(Stored dataset items)

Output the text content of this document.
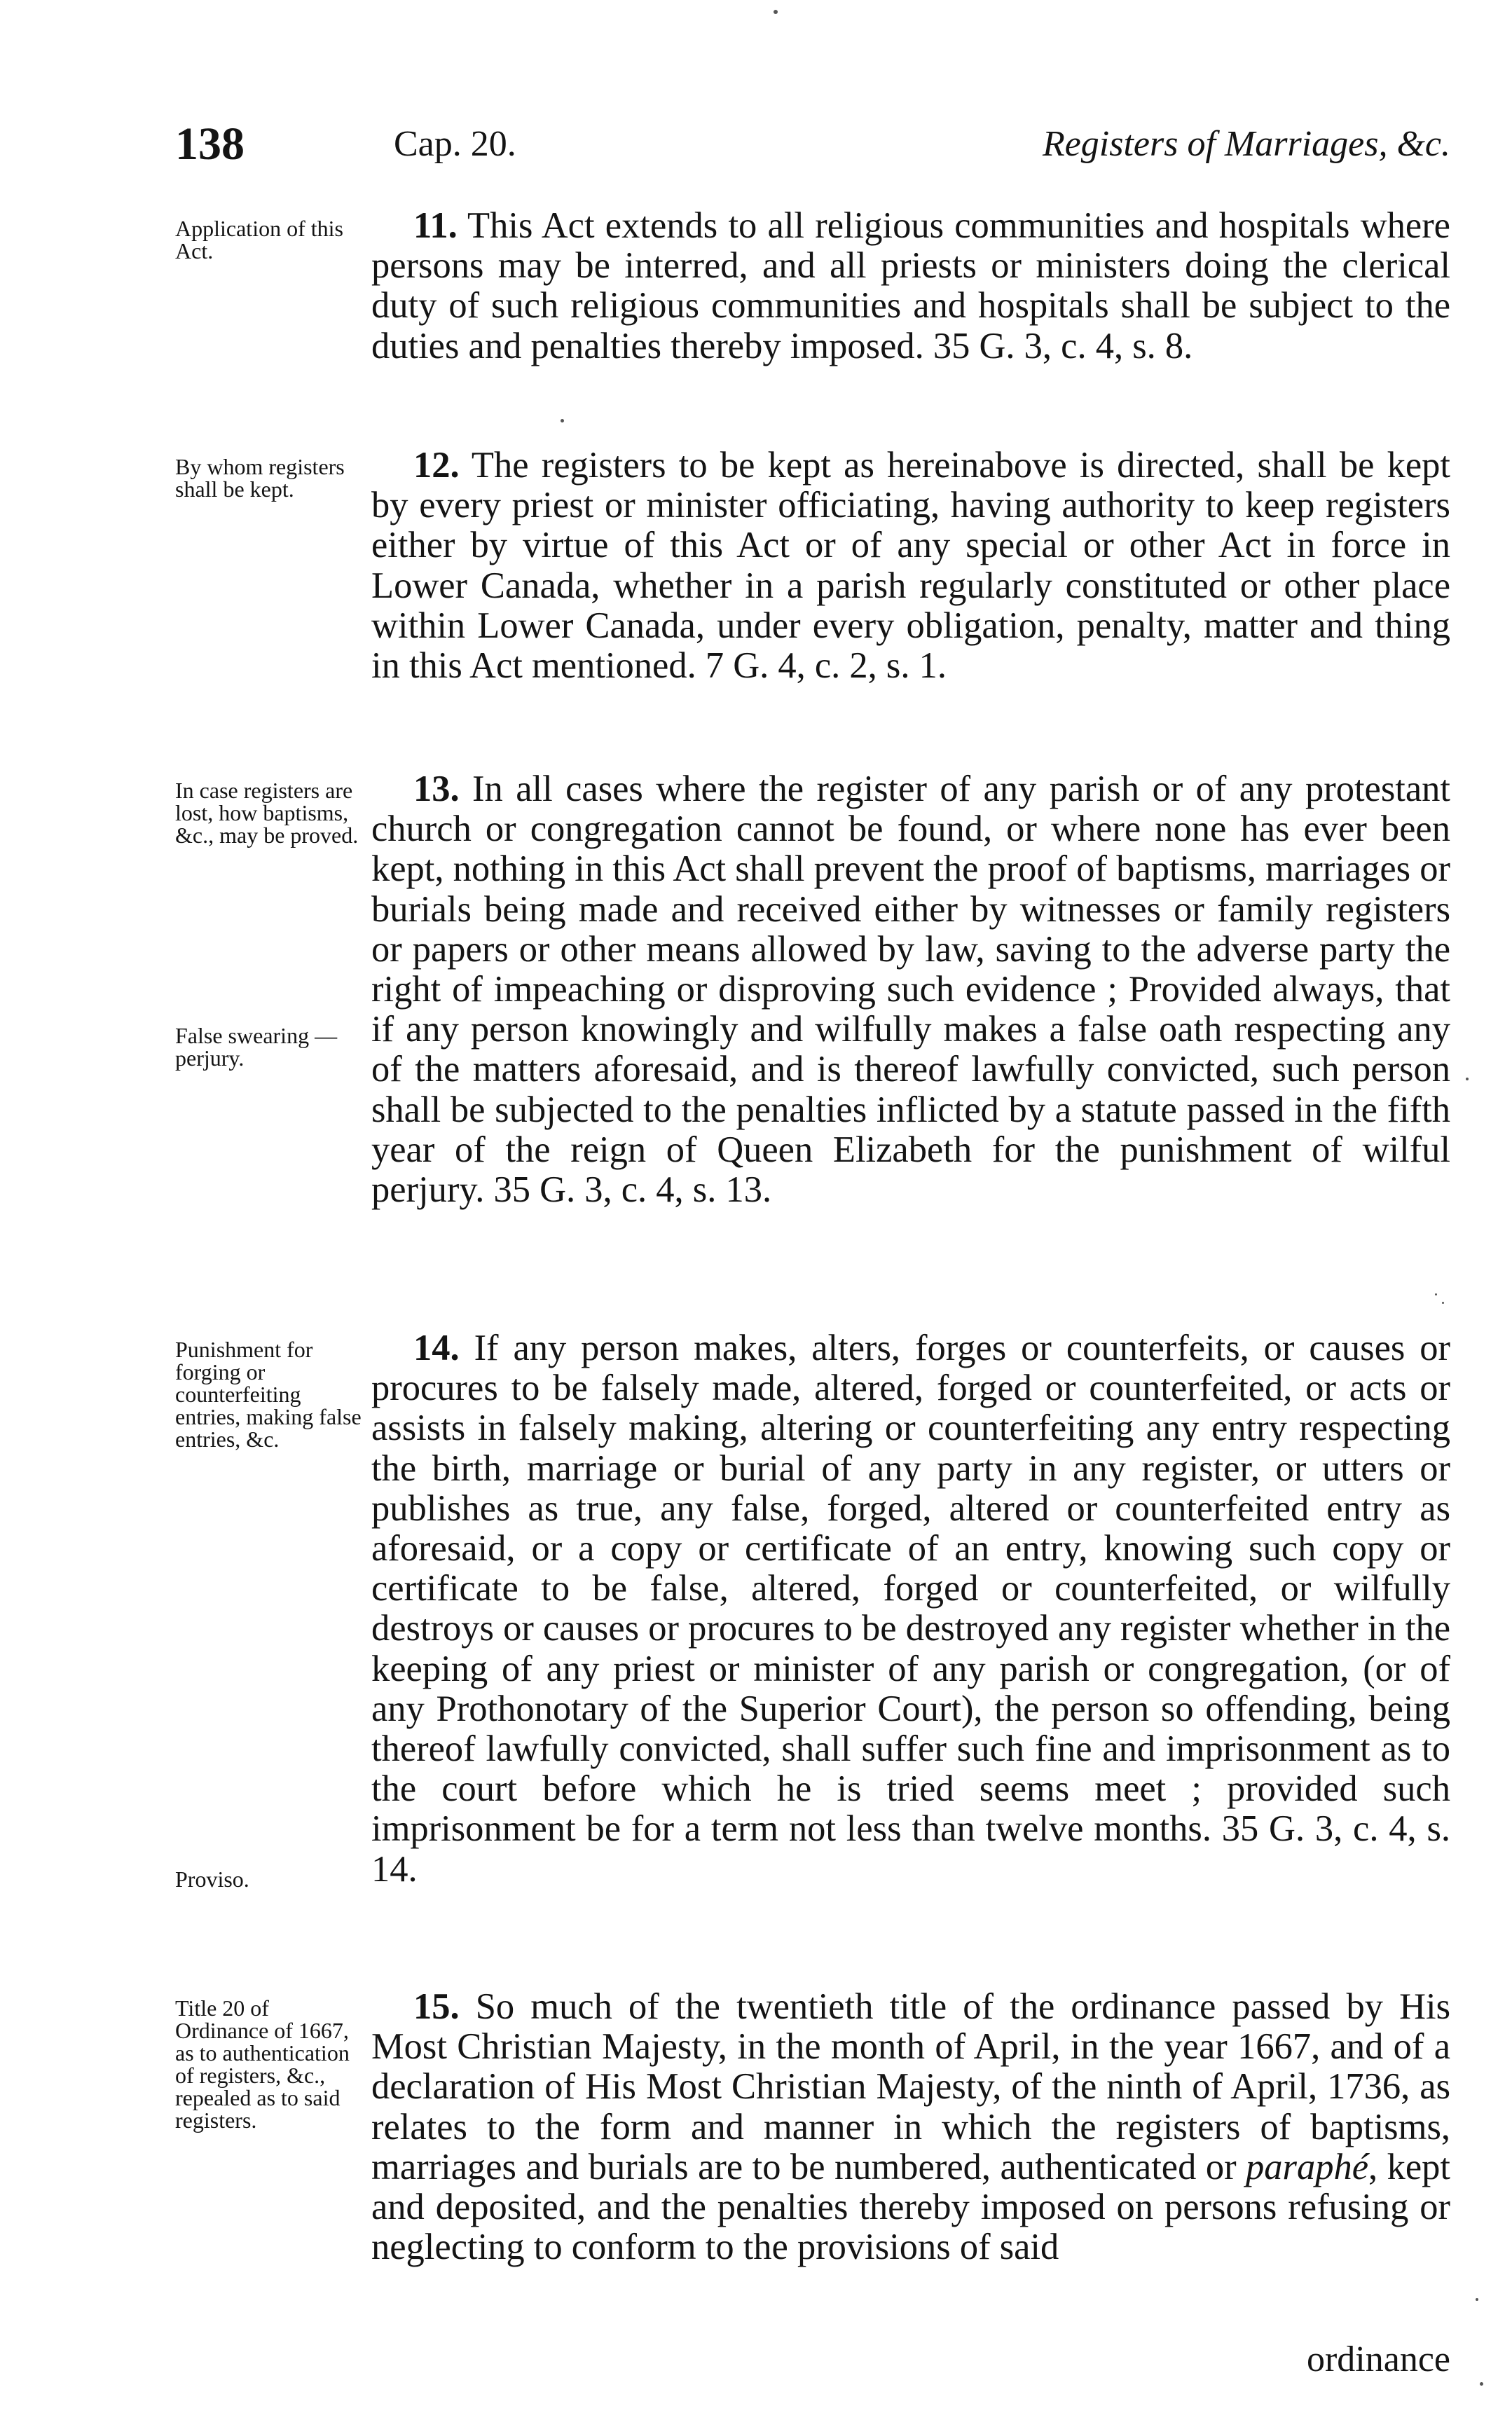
138	Cap. 20.	Registers of Marriages, &c.
Application of this Act.
11. This Act extends to all religious communities and hospitals where persons may be interred, and all priests or ministers doing the clerical duty of such religious communities and hospitals shall be subject to the duties and penalties thereby imposed. 35 G. 3, c. 4, s. 8.
By whom registers shall be kept.
12. The registers to be kept as hereinabove is directed, shall be kept by every priest or minister officiating, having authority to keep registers either by virtue of this Act or of any special or other Act in force in Lower Canada, whether in a parish regularly constituted or other place within Lower Canada, under every obligation, penalty, matter and thing in this Act mentioned. 7 G. 4, c. 2, s. 1.
In case registers are lost, how baptisms, &c., may be proved.
False swearing —perjury.
13. In all cases where the register of any parish or of any protestant church or congregation cannot be found, or where none has ever been kept, nothing in this Act shall prevent the proof of baptisms, marriages or burials being made and received either by witnesses or family registers or papers or other means allowed by law, saving to the adverse party the right of impeaching or disproving such evidence ; Provided always, that if any person knowingly and wilfully makes a false oath respecting any of the matters aforesaid, and is thereof lawfully convicted, such person shall be subjected to the penalties inflicted by a statute passed in the fifth year of the reign of Queen Elizabeth for the punishment of wilful perjury. 35 G. 3, c. 4, s. 13.
Punishment for forging or counterfeiting entries, making false entries, &c.
Proviso.
14. If any person makes, alters, forges or counterfeits, or causes or procures to be falsely made, altered, forged or counterfeited, or acts or assists in falsely making, altering or counterfeiting any entry respecting the birth, marriage or burial of any party in any register, or utters or publishes as true, any false, forged, altered or counterfeited entry as aforesaid, or a copy or certificate of an entry, knowing such copy or certificate to be false, altered, forged or counterfeited, or wilfully destroys or causes or procures to be destroyed any register whether in the keeping of any priest or minister of any parish or congregation, (or of any Prothonotary of the Superior Court), the person so offending, being thereof lawfully convicted, shall suffer such fine and imprisonment as to the court before which he is tried seems meet ; provided such imprisonment be for a term not less than twelve months. 35 G. 3, c. 4, s. 14.
Title 20 of Ordinance of 1667, as to authentication of registers, &c., repealed as to said registers.
15. So much of the twentieth title of the ordinance passed by His Most Christian Majesty, in the month of April, in the year 1667, and of a declaration of His Most Christian Majesty, of the ninth of April, 1736, as relates to the form and manner in which the registers of baptisms, marriages and burials are to be numbered, authenticated or paraphé, kept and deposited, and the penalties thereby imposed on persons refusing or neglecting to conform to the provisions of said
ordinance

### Exercise goal
Take every line containing the word "persons" and copy it.

### Solution to this exercise
11. This Act extends to all religious communities and hospitals where persons may be interred, and all priests or ministers doing the clerical duty of such religious communities and hospitals shall be subject to the duties and penalties thereby imposed. 35 G. 3, c. 4, s. 8.
15. So much of the twentieth title of the ordinance passed by His Most Christian Majesty, in the month of April, in the year 1667, and of a declaration of His Most Christian Majesty, of the ninth of April, 1736, as relates to the form and manner in which the registers of baptisms, marriages and burials are to be numbered, authenticated or paraphé, kept and deposited, and the penalties thereby imposed on persons refusing or neglecting to conform to the provisions of said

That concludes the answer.